[Entries taken from a collection]
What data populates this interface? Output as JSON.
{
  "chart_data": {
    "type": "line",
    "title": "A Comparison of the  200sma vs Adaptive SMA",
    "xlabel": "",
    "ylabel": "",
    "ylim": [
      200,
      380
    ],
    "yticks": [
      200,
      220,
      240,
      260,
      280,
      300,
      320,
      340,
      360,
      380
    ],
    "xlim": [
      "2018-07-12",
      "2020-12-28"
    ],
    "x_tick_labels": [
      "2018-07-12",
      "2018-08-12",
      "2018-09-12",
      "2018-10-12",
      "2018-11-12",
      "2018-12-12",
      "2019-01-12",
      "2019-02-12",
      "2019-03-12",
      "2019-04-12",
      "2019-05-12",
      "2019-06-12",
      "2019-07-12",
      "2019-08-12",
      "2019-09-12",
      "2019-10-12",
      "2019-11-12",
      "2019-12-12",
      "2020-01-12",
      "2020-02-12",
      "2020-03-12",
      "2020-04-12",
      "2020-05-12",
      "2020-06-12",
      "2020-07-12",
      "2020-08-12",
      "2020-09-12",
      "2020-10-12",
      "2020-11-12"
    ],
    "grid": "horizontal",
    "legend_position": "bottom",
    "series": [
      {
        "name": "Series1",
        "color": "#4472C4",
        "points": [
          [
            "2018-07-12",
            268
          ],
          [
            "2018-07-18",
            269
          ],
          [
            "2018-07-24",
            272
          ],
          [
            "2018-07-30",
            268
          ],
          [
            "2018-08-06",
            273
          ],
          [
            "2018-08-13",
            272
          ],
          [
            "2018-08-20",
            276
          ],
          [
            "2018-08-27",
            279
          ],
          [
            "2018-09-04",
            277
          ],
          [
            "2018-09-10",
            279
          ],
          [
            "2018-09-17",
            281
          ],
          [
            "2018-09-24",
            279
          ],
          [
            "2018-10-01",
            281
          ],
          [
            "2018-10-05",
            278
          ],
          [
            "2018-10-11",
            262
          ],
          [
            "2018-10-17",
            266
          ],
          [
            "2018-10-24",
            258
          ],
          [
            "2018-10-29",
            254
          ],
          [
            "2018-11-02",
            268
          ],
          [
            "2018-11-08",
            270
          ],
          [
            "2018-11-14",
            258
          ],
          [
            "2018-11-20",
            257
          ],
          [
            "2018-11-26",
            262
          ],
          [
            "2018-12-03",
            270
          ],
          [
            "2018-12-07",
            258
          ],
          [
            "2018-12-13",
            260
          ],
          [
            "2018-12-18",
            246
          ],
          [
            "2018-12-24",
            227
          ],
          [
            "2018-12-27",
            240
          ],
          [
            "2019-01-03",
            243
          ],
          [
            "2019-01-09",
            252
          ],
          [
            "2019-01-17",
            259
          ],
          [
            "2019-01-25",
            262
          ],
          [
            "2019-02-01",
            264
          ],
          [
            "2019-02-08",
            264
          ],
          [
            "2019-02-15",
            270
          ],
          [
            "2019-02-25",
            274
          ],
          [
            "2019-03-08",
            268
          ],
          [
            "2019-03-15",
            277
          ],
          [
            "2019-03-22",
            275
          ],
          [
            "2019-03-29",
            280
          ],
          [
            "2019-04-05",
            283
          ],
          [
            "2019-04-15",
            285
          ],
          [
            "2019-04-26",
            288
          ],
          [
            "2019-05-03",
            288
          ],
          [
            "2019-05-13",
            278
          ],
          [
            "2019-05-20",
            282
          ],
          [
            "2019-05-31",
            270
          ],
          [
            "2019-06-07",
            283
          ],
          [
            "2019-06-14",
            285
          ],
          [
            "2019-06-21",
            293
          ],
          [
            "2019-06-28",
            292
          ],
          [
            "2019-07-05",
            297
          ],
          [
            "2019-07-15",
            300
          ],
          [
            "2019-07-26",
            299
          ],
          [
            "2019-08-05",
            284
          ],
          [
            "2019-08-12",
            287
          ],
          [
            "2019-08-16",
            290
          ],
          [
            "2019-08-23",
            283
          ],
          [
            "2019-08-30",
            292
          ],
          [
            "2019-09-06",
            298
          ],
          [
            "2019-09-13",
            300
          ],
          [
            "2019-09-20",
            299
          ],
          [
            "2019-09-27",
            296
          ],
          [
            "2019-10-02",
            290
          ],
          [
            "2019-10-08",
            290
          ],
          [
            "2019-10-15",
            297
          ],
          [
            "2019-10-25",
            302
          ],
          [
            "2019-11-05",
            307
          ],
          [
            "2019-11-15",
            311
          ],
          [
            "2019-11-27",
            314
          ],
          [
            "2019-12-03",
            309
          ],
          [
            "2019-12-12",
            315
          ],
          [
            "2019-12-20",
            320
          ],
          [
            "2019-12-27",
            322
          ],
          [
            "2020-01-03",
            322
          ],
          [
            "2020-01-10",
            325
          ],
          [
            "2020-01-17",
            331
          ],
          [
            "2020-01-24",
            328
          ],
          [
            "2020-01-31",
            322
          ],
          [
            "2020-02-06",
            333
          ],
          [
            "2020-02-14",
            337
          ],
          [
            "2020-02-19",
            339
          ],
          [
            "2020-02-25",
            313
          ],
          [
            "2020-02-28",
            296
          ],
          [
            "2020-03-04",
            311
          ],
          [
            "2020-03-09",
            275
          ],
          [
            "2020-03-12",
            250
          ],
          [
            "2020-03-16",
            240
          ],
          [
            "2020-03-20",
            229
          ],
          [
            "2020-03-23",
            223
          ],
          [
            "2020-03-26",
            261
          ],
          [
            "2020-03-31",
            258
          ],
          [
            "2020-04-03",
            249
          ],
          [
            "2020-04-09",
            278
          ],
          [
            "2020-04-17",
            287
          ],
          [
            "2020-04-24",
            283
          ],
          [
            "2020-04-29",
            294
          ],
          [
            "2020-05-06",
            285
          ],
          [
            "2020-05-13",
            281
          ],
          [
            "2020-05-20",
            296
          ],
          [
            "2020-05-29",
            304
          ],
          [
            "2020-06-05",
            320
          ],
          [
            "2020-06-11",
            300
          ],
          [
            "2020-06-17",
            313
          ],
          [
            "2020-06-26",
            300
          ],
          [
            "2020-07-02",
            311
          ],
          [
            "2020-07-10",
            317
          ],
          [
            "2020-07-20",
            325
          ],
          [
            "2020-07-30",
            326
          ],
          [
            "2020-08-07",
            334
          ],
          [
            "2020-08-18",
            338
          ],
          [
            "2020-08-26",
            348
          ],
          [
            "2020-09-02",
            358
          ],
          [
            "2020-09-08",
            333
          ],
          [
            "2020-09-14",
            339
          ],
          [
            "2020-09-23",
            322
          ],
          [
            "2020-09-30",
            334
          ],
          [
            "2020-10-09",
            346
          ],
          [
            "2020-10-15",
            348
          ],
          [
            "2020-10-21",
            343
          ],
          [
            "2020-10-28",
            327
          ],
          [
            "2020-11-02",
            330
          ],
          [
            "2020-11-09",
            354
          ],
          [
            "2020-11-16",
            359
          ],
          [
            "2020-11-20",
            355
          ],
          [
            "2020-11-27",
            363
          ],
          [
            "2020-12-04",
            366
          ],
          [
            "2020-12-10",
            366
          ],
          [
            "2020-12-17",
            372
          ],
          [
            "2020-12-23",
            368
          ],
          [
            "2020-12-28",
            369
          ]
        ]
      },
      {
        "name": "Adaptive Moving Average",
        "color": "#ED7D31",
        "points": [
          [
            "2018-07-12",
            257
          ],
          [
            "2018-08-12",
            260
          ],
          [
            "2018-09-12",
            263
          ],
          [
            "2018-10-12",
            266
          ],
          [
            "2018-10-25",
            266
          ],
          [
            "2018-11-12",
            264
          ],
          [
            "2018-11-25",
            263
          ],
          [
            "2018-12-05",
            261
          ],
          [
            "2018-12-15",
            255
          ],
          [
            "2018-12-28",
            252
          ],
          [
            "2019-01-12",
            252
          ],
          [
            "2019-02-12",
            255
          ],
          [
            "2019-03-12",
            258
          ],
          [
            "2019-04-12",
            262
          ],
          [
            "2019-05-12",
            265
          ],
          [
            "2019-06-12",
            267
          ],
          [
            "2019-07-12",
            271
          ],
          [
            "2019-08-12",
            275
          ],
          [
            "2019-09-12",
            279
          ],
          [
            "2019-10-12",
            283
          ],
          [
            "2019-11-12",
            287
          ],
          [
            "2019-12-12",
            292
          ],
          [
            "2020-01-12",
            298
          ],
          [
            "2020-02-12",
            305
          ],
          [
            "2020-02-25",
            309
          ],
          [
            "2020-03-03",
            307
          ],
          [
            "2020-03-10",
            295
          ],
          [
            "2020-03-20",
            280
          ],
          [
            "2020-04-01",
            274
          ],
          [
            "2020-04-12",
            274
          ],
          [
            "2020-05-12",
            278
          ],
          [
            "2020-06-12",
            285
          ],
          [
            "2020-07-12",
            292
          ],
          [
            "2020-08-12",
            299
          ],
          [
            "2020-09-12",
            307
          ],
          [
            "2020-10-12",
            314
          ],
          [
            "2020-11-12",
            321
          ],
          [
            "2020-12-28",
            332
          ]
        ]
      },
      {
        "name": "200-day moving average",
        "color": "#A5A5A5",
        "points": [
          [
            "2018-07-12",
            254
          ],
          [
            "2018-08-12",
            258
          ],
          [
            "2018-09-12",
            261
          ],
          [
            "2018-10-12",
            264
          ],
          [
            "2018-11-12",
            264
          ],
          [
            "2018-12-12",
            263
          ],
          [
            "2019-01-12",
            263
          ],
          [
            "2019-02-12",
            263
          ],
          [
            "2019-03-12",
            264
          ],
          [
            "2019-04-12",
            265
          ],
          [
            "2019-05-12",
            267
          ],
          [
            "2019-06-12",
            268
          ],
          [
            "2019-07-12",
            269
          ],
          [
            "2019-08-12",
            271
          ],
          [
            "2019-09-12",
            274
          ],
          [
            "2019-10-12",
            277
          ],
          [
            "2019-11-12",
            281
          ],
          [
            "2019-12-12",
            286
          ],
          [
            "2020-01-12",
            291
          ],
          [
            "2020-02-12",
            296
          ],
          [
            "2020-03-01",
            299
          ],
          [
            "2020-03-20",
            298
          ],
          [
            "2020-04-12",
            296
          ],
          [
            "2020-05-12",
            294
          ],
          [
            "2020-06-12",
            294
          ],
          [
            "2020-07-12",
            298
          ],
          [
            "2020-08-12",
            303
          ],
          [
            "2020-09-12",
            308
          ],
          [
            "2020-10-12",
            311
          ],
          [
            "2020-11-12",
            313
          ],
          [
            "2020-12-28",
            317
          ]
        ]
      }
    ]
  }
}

* GOAL: Scan the lines for the string "Adaptive". Pick out every line that has it.

* SOLVED EXERCISE:
    "title": "A Comparison of the  200sma vs Adaptive SMA",
        "name": "Adaptive Moving Average",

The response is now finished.